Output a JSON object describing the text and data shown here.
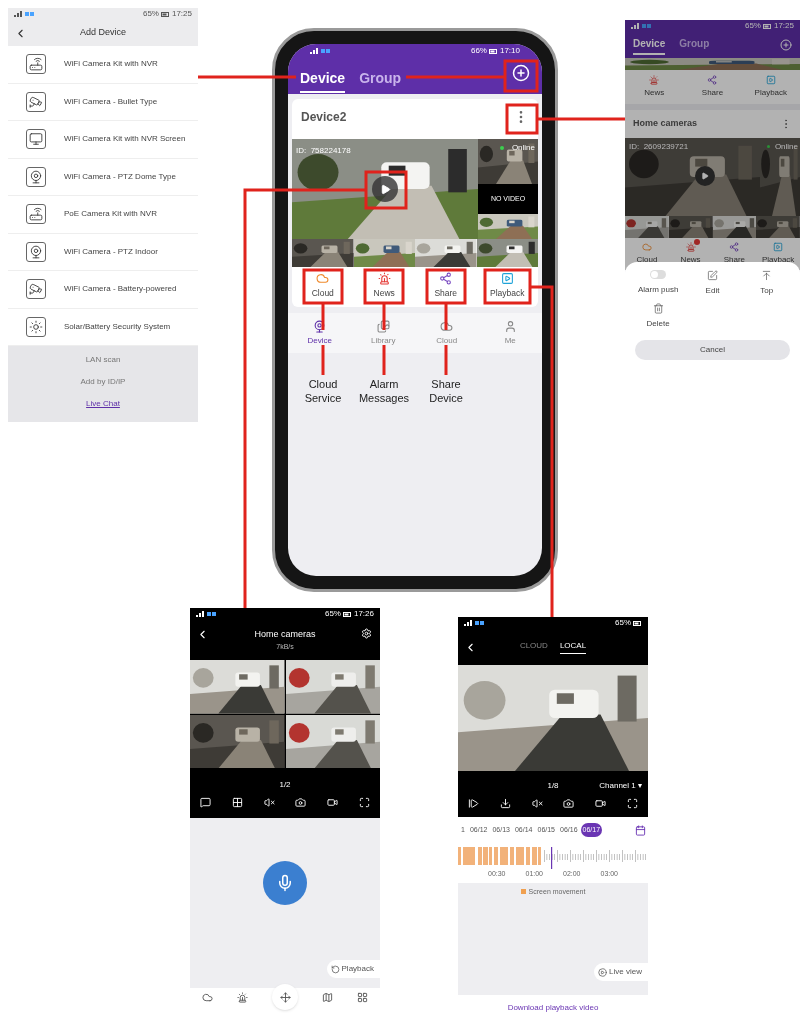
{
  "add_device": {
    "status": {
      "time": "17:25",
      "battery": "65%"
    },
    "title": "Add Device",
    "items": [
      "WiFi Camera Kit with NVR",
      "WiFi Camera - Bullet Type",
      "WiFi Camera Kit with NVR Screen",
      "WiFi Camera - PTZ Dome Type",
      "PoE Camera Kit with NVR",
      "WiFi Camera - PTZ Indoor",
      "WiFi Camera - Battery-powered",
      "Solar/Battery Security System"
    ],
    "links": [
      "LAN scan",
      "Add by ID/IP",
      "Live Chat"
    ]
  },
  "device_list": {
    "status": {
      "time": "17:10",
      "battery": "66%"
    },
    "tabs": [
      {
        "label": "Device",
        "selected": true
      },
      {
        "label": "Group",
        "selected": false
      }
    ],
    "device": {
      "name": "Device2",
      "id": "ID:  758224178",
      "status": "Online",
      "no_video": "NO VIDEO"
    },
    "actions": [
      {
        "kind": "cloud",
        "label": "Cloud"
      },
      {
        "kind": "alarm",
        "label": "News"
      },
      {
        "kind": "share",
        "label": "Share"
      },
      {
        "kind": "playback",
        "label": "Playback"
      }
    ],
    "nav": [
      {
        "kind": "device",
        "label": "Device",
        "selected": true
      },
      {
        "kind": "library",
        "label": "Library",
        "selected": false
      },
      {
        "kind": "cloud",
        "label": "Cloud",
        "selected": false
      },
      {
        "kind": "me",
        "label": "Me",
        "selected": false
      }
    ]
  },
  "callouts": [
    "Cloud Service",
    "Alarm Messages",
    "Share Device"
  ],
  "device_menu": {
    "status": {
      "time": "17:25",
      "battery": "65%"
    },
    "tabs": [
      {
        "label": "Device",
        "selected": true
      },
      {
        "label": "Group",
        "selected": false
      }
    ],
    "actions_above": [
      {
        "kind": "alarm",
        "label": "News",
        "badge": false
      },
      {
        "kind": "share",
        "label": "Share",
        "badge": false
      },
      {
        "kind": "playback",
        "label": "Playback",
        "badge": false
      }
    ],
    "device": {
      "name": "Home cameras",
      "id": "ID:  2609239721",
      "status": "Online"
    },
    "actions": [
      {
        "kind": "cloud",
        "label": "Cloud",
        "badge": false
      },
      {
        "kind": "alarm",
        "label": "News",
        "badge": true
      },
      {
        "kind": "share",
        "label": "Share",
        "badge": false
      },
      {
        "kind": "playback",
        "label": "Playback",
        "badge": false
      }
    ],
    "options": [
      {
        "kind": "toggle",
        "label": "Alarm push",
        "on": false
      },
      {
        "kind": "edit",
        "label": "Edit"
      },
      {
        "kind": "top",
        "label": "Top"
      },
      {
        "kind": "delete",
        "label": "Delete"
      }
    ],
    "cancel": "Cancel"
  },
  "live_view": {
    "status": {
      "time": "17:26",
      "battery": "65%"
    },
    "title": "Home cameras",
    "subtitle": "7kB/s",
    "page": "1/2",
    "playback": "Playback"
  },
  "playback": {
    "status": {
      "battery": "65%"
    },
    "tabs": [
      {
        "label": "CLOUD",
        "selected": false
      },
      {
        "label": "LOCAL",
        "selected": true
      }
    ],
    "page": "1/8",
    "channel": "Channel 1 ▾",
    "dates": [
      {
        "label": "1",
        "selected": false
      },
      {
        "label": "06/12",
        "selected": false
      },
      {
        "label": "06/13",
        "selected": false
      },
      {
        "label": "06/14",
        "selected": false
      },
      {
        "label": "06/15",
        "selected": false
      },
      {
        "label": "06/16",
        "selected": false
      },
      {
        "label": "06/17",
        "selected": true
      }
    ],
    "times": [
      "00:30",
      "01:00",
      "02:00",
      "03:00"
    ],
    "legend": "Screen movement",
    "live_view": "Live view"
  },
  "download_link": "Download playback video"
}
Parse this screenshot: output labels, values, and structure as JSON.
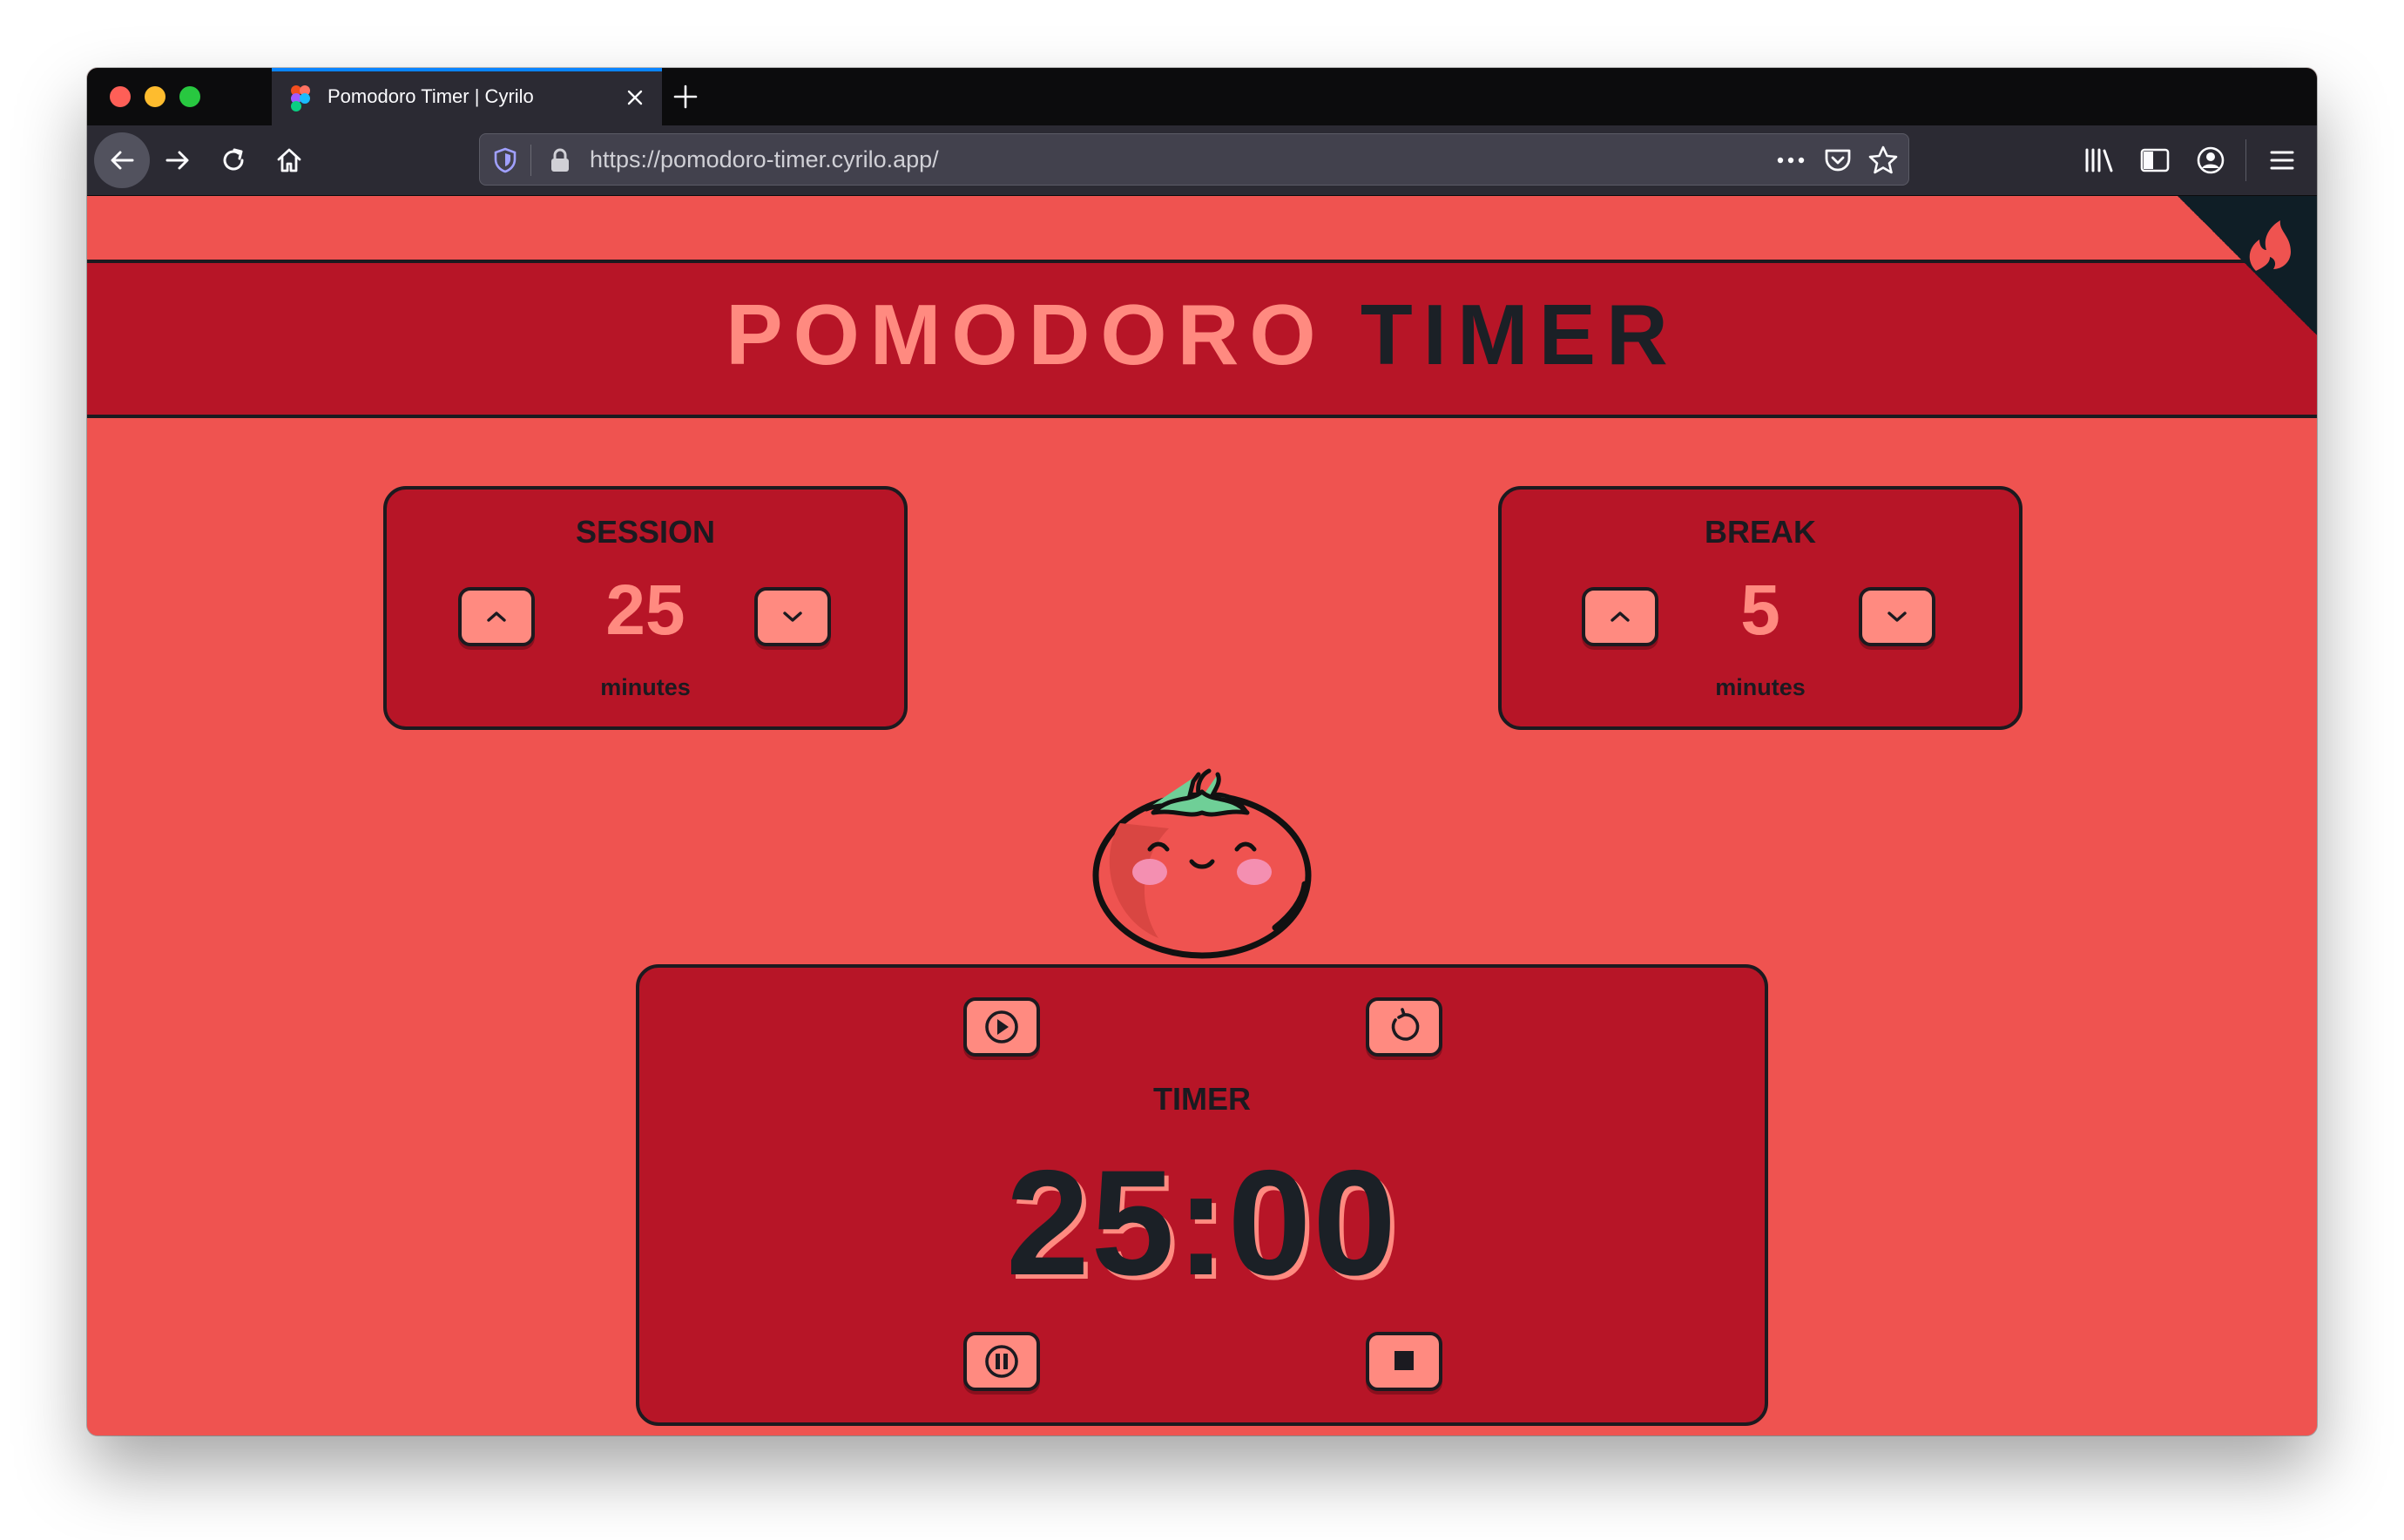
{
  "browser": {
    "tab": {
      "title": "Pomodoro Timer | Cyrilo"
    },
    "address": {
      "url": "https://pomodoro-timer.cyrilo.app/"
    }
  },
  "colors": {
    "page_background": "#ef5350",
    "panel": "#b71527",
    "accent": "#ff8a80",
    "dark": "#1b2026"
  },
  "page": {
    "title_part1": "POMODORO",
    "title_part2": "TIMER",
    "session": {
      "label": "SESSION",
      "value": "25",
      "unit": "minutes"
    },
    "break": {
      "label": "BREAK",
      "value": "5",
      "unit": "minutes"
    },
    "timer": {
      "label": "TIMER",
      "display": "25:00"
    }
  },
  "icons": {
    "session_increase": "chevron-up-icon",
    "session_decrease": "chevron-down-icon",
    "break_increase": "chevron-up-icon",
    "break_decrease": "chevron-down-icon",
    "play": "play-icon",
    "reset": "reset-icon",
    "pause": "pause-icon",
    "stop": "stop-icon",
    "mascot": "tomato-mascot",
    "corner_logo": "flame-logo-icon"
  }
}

************

Write out the listing above again, exactly, but with no pictures in the copy.

Output a JSON object describing the text and data shown here.
{
  "add_device": {
    "status": {
      "time": "17:25",
      "battery": "65%"
    },
    "title": "Add Device",
    "items": [
      "WiFi Camera Kit with NVR",
      "WiFi Camera - Bullet Type",
      "WiFi Camera Kit with NVR Screen",
      "WiFi Camera - PTZ Dome Type",
      "PoE Camera Kit with NVR",
      "WiFi Camera - PTZ Indoor",
      "WiFi Camera - Battery-powered",
      "Solar/Battery Security System"
    ],
    "links": [
      "LAN scan",
      "Add by ID/IP",
      "Live Chat"
    ]
  },
  "device_list": {
    "status": {
      "time": "17:10",
      "battery": "66%"
    },
    "tabs": [
      {
        "label": "Device",
        "selected": true
      },
      {
        "label": "Group",
        "selected": false
      }
    ],
    "device": {
      "name": "Device2",
      "id": "ID:  758224178",
      "status": "Online",
      "no_video": "NO VIDEO"
    },
    "actions": [
      {
        "kind": "cloud",
        "label": "Cloud"
      },
      {
        "kind": "alarm",
        "label": "News"
      },
      {
        "kind": "share",
        "label": "Share"
      },
      {
        "kind": "playback",
        "label": "Playback"
      }
    ],
    "nav": [
      {
        "kind": "device",
        "label": "Device",
        "selected": true
      },
      {
        "kind": "library",
        "label": "Library",
        "selected": false
      },
      {
        "kind": "cloud",
        "label": "Cloud",
        "selected": false
      },
      {
        "kind": "me",
        "label": "Me",
        "selected": false
      }
    ]
  },
  "callouts": [
    "Cloud Service",
    "Alarm Messages",
    "Share Device"
  ],
  "device_menu": {
    "status": {
      "time": "17:25",
      "battery": "65%"
    },
    "tabs": [
      {
        "label": "Device",
        "selected": true
      },
      {
        "label": "Group",
        "selected": false
      }
    ],
    "actions_above": [
      {
        "kind": "alarm",
        "label": "News",
        "badge": false
      },
      {
        "kind": "share",
        "label": "Share",
        "badge": false
      },
      {
        "kind": "playback",
        "label": "Playback",
        "badge": false
      }
    ],
    "device": {
      "name": "Home cameras",
      "id": "ID:  2609239721",
      "status": "Online"
    },
    "actions": [
      {
        "kind": "cloud",
        "label": "Cloud",
        "badge": false
      },
      {
        "kind": "alarm",
        "label": "News",
        "badge": true
      },
      {
        "kind": "share",
        "label": "Share",
        "badge": false
      },
      {
        "kind": "playback",
        "label": "Playback",
        "badge": false
      }
    ],
    "options": [
      {
        "kind": "toggle",
        "label": "Alarm push",
        "on": false
      },
      {
        "kind": "edit",
        "label": "Edit"
      },
      {
        "kind": "top",
        "label": "Top"
      },
      {
        "kind": "delete",
        "label": "Delete"
      }
    ],
    "cancel": "Cancel"
  },
  "live_view": {
    "status": {
      "time": "17:26",
      "battery": "65%"
    },
    "title": "Home cameras",
    "subtitle": "7kB/s",
    "page": "1/2",
    "playback": "Playback"
  },
  "playback": {
    "status": {
      "battery": "65%"
    },
    "tabs": [
      {
        "label": "CLOUD",
        "selected": false
      },
      {
        "label": "LOCAL",
        "selected": true
      }
    ],
    "page": "1/8",
    "channel": "Channel 1 ▾",
    "dates": [
      {
        "label": "1",
        "selected": false
      },
      {
        "label": "06/12",
        "selected": false
      },
      {
        "label": "06/13",
        "selected": false
      },
      {
        "label": "06/14",
        "selected": false
      },
      {
        "label": "06/15",
        "selected": false
      },
      {
        "label": "06/16",
        "selected": false
      },
      {
        "label": "06/17",
        "selected": true
      }
    ],
    "times": [
      "00:30",
      "01:00",
      "02:00",
      "03:00"
    ],
    "legend": "Screen movement",
    "live_view": "Live view"
  },
  "download_link": "Download playback video"
}
Parse this screenshot: output labels, values, and structure as JSON.
{
  "browser": {
    "tab": {
      "title": "Pomodoro Timer | Cyrilo"
    },
    "address": {
      "url": "https://pomodoro-timer.cyrilo.app/"
    }
  },
  "colors": {
    "page_background": "#ef5350",
    "panel": "#b71527",
    "accent": "#ff8a80",
    "dark": "#1b2026"
  },
  "page": {
    "title_part1": "POMODORO",
    "title_part2": "TIMER",
    "session": {
      "label": "SESSION",
      "value": "25",
      "unit": "minutes"
    },
    "break": {
      "label": "BREAK",
      "value": "5",
      "unit": "minutes"
    },
    "timer": {
      "label": "TIMER",
      "display": "25:00"
    }
  },
  "icons": {
    "session_increase": "chevron-up-icon",
    "session_decrease": "chevron-down-icon",
    "break_increase": "chevron-up-icon",
    "break_decrease": "chevron-down-icon",
    "play": "play-icon",
    "reset": "reset-icon",
    "pause": "pause-icon",
    "stop": "stop-icon",
    "mascot": "tomato-mascot",
    "corner_logo": "flame-logo-icon"
  }
}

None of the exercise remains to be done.